**Vorgegebener Text:**
# # # # #
Ich habe das Medienfreiheitsgesetz vorgeschlagen, um diese Probleme anzugehen und die Unabhängigkeit der öffentlich-rechtlichen Medien zu stärken. Die öffentlichen Medien dürfen nicht zu einer Propagandamaschine einer Partei werden. Was das italienische System betrifft, so sind die Bedenken eindeutig. Aber jeder Fall muss anhand des endgültigen Textes des Mediengesetzes beurteilt werden. Für eine rechtliche Analyse ist es daher noch zu früh. Wenn sich die derzeitige Regelung direkt aus dem italienischen Recht ergibt, würde dies im Prinzip bedeuten, dass ein Rechtskonflikt besteht. Auf der Grundlage des Vorrangs des EU-Rechts hat die Kommission das Recht, ein Vertragsverletzungsverfahren einzuleiten.

Bedeutet dies, dass jeder italienische Parlamentarier beim zuständigen Gericht Klage gegen das italienische System einriechen könnte, weil es nach dem neuen europäischen Gesetz nicht mehr rechtmäßig ist?

So könnte es funktionieren.

In Frankreich hat der Milliardär Vincent Bolloré ein ständig wachsendes Medienimperium angehäuft, und seine Manager zwingen die Redakteure und Reporter der übernommenen Medienunternehmen, rassistische Ideologie und die extreme Rechte zu unterstützen. Derzeit wiederholt sich dies beim Journal de Dimanche, einem der führenden französischen Nachrichtenblätter. Bietet die EMFA ein Instrument, um diese Art des Machtmissbrauchs durch einen Medieneigentümer zu verhindern?

Zunächst müssen die Auswirkungen der Medienkonzentration auf den Medienpluralismus und die redaktionelle Unabhängigkeit von den französischen Behörden bewertet werden. Zudem wird es eine Stellungnahme des europäischen Medienrats geben. Und wir haben die Verbindung mit Artikel 6, denn ein neuer Eigentümer sollte sich nicht auf diese Weise einmischen dürfen.

Was wiederum zeigt, dass die schrumpfende Medienfreiheit nicht nur ein Problem in Osteuropa ist.

Oh ja, in den Verhandlungen habe ich ziemlich arrogante Meinungen gehört, dass wir dieses Gesetz erlassen, um die Dinge in Mittel- und Osteuropa zu korrigieren und fantastisch funktionierende Systeme in Westeuropa zu beschädigen. Dem widerspreche ich energisch. Es gibt auch Probleme in Frankreich, in Italien und nur Gott weiß, was in Deutschland passieren kann, wenn die AfD an die Macht kommt.

In Deutschland wurde kürzlich aufgedeckt, dass der Vorstandsvorsitzende von Springer sein führendes Boulevardblatt instrumentalisiert hat, um den Wahlkampf für die Liberale Partei zu fördern. Wäre dies bei der EMFA noch legal?

Das müsste von Fall zu Fall geprüft werden. Aber grundsätzlich wollen wir natürlich nicht, dass die Reichen Medien kaufen, um die Politik zu beeinflussen.
# # # # #
**Datenzeilen:**
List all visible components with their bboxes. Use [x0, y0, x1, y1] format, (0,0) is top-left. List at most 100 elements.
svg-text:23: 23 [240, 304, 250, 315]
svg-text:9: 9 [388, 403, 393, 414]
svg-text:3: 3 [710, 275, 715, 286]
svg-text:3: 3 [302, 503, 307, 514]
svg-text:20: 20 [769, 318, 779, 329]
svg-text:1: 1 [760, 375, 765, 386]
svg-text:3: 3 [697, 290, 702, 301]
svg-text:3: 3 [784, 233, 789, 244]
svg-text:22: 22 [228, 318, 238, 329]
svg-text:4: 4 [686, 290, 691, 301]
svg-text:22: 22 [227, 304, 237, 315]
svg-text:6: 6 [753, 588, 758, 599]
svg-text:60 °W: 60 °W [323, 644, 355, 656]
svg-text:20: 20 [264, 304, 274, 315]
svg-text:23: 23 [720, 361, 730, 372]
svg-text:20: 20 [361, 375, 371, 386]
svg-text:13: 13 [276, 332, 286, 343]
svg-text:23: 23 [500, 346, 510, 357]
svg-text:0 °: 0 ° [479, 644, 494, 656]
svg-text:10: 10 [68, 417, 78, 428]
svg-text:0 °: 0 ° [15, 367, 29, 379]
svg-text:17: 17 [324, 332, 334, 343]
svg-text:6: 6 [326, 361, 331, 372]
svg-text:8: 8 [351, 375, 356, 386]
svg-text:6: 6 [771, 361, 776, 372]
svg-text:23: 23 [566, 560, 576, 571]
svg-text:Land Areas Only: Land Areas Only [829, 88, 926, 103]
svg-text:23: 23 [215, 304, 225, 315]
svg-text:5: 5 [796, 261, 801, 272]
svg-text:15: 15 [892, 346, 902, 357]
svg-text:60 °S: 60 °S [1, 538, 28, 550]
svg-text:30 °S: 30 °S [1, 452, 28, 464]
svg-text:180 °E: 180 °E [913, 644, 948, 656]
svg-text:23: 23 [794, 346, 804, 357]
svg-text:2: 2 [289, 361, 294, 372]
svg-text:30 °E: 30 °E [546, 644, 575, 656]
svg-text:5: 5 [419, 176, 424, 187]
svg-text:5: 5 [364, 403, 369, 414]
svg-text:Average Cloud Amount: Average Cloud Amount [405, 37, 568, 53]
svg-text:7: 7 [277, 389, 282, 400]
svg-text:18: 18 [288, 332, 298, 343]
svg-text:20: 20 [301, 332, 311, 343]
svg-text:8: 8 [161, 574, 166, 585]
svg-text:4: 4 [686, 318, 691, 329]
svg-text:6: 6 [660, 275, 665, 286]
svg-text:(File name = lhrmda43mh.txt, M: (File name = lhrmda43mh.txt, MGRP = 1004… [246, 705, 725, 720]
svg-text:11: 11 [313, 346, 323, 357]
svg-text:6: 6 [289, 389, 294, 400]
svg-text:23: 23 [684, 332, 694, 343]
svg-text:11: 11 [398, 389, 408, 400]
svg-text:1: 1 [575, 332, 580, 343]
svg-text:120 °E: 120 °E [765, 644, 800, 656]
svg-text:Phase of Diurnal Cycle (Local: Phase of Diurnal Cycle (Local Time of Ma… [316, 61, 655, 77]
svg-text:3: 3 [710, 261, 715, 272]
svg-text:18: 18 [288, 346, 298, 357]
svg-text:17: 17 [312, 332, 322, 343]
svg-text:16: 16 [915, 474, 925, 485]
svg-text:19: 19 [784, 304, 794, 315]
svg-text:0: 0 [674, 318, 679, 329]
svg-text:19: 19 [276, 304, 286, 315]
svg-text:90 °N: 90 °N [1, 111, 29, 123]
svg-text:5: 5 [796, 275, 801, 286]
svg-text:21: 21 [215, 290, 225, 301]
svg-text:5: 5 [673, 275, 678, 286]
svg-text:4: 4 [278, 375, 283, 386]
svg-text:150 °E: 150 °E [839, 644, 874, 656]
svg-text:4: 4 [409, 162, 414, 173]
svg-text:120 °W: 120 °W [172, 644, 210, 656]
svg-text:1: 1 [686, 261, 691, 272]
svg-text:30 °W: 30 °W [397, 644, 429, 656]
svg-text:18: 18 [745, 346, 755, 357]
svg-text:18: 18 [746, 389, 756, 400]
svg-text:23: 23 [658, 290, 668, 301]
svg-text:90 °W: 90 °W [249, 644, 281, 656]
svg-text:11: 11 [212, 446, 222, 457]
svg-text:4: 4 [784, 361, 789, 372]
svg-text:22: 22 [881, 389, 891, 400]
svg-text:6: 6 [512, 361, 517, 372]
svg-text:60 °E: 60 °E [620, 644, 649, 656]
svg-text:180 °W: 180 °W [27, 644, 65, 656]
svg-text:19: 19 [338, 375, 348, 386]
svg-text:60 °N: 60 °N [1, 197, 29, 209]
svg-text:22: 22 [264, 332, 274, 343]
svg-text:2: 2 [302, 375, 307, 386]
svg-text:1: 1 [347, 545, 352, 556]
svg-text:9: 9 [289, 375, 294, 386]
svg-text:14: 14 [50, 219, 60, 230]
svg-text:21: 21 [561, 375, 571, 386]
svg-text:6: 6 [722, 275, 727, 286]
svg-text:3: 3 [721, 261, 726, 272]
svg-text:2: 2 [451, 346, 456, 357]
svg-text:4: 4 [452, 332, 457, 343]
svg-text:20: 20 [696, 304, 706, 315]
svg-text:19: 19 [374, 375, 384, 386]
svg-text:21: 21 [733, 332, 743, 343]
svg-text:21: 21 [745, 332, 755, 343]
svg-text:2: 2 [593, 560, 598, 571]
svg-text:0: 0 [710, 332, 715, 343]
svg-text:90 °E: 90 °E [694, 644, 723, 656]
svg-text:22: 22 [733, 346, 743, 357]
# # # # #
Wie lautet der Satz „Die öffentlichen Medien dürfen nicht zu einer Propagandamaschine einer Partei werden.“ aus dem Text zum Medienfreiheitsgesetz auf Englisch? Das Material hat mit dem Text nichts zu tun.

**Schriftliche Antwort:**
Public media must not become a party's propaganda machine.